■ Problem description:
Provide nothing but the number of lines containing the string "Lumajang".

Recorded data
::::
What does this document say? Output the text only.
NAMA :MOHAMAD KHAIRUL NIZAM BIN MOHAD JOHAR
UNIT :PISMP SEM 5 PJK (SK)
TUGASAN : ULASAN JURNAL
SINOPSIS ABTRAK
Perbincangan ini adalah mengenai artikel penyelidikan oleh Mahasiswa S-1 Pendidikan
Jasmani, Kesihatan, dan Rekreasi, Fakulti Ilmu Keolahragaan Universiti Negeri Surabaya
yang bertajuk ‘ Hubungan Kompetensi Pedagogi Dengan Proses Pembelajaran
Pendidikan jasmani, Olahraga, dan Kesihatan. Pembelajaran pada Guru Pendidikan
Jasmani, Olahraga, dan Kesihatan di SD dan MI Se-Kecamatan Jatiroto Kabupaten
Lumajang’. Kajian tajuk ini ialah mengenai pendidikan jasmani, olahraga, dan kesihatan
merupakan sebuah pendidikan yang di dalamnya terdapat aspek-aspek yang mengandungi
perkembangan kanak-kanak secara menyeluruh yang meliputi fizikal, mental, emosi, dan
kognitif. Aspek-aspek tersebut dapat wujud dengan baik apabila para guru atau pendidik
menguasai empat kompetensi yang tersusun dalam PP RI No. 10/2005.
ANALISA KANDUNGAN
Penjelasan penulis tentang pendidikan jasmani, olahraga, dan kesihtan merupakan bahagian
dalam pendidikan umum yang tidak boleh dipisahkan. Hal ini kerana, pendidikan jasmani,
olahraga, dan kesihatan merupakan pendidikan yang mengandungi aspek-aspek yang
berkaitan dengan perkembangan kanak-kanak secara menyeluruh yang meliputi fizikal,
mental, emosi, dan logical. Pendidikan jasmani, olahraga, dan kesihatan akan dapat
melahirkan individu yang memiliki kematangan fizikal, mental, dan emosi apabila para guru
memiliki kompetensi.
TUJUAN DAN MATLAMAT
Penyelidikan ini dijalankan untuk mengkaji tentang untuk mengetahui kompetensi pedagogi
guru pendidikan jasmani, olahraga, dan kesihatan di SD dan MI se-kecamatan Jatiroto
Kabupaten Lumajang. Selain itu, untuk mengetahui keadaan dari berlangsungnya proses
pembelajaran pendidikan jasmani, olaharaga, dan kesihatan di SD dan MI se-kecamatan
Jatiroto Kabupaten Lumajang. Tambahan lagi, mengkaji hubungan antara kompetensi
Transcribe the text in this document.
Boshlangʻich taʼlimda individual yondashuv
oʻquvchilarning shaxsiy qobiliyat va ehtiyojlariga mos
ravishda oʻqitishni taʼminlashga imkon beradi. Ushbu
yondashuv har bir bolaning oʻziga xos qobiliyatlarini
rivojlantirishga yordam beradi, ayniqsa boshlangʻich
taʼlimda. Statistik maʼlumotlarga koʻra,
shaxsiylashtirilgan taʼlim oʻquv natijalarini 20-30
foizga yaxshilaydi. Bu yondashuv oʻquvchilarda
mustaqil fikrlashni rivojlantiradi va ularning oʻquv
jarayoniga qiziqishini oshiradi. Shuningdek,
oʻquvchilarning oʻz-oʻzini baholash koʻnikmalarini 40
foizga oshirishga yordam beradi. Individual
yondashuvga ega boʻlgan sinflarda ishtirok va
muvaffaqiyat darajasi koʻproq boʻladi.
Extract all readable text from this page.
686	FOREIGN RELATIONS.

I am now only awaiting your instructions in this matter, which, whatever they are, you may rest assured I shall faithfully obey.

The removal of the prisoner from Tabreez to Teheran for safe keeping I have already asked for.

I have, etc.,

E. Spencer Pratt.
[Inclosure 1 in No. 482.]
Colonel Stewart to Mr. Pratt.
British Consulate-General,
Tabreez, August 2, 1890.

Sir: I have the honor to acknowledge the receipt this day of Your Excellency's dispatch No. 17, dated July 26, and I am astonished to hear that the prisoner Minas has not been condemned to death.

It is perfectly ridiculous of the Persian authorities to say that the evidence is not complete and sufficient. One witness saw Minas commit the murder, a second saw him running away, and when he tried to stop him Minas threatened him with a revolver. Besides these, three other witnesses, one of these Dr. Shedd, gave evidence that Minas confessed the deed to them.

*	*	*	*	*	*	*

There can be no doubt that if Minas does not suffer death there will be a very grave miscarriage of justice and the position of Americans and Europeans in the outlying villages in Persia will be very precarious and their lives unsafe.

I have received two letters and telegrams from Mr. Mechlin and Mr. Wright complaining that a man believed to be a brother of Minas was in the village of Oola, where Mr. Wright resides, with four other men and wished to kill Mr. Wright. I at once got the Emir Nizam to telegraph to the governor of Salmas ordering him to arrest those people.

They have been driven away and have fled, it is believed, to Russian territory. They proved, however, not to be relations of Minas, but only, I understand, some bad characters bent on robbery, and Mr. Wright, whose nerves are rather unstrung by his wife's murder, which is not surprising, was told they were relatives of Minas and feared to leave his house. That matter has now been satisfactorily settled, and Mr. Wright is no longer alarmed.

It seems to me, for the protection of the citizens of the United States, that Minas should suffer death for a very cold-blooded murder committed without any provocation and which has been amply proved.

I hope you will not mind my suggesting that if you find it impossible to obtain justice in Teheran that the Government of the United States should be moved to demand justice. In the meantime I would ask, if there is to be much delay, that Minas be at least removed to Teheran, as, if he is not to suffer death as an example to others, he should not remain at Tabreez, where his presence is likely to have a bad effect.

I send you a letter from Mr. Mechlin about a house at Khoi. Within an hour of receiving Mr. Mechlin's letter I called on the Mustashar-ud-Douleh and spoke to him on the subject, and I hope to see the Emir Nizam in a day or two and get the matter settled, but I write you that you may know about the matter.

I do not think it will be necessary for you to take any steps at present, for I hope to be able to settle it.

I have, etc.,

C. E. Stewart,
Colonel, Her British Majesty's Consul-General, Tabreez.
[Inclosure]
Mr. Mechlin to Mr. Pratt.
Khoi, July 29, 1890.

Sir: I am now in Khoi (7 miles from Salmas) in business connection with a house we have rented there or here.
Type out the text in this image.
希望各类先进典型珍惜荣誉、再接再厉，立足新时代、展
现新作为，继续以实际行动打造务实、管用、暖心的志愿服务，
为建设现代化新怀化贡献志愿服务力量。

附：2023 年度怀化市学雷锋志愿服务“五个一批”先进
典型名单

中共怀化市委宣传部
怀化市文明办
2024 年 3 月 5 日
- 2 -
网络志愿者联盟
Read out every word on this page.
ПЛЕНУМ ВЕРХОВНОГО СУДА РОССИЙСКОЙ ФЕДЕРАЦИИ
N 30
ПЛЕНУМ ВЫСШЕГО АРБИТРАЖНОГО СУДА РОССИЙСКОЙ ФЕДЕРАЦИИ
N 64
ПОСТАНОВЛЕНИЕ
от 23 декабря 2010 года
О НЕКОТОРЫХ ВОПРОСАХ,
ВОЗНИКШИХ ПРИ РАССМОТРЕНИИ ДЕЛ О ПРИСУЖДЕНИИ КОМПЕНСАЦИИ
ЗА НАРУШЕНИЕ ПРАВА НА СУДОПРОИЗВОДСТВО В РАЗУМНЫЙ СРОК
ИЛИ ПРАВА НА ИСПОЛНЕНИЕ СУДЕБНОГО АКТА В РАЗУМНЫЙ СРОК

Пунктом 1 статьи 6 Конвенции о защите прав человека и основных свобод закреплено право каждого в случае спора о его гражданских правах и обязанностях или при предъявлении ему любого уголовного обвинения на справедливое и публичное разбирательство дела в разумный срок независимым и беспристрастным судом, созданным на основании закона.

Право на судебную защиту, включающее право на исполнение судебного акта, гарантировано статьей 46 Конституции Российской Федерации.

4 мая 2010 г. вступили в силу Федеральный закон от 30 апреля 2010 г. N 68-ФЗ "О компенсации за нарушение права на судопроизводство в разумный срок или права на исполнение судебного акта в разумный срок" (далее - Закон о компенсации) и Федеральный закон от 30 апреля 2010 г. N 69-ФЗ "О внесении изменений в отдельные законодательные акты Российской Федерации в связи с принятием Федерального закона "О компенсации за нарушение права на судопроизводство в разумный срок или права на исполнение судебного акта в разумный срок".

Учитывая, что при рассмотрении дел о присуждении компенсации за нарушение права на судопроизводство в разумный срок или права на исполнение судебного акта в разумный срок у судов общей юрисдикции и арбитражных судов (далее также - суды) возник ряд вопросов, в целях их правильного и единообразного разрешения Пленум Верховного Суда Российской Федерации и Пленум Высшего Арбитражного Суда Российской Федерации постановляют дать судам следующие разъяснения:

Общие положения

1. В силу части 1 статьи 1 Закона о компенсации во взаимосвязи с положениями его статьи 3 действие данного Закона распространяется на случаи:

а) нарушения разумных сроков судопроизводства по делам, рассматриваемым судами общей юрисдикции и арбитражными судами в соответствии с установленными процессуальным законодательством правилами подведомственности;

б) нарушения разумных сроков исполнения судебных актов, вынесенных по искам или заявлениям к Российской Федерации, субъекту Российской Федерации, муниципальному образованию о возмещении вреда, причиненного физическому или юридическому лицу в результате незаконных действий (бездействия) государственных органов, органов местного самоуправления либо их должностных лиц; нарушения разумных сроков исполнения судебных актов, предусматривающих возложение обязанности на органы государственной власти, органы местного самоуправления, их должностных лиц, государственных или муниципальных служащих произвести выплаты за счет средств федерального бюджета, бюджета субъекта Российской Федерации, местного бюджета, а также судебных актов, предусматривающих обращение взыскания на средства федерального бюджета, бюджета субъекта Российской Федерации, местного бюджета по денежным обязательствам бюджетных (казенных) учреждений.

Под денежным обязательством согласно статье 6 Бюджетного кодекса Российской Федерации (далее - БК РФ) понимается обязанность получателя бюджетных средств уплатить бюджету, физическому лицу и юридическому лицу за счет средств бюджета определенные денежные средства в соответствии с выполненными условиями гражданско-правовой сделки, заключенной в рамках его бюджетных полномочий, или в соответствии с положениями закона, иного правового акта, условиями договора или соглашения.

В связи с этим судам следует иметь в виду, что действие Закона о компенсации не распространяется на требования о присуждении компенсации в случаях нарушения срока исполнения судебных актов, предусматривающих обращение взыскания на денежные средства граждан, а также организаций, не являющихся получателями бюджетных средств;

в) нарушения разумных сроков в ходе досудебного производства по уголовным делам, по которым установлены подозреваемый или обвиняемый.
::::
■ Worked solution:
3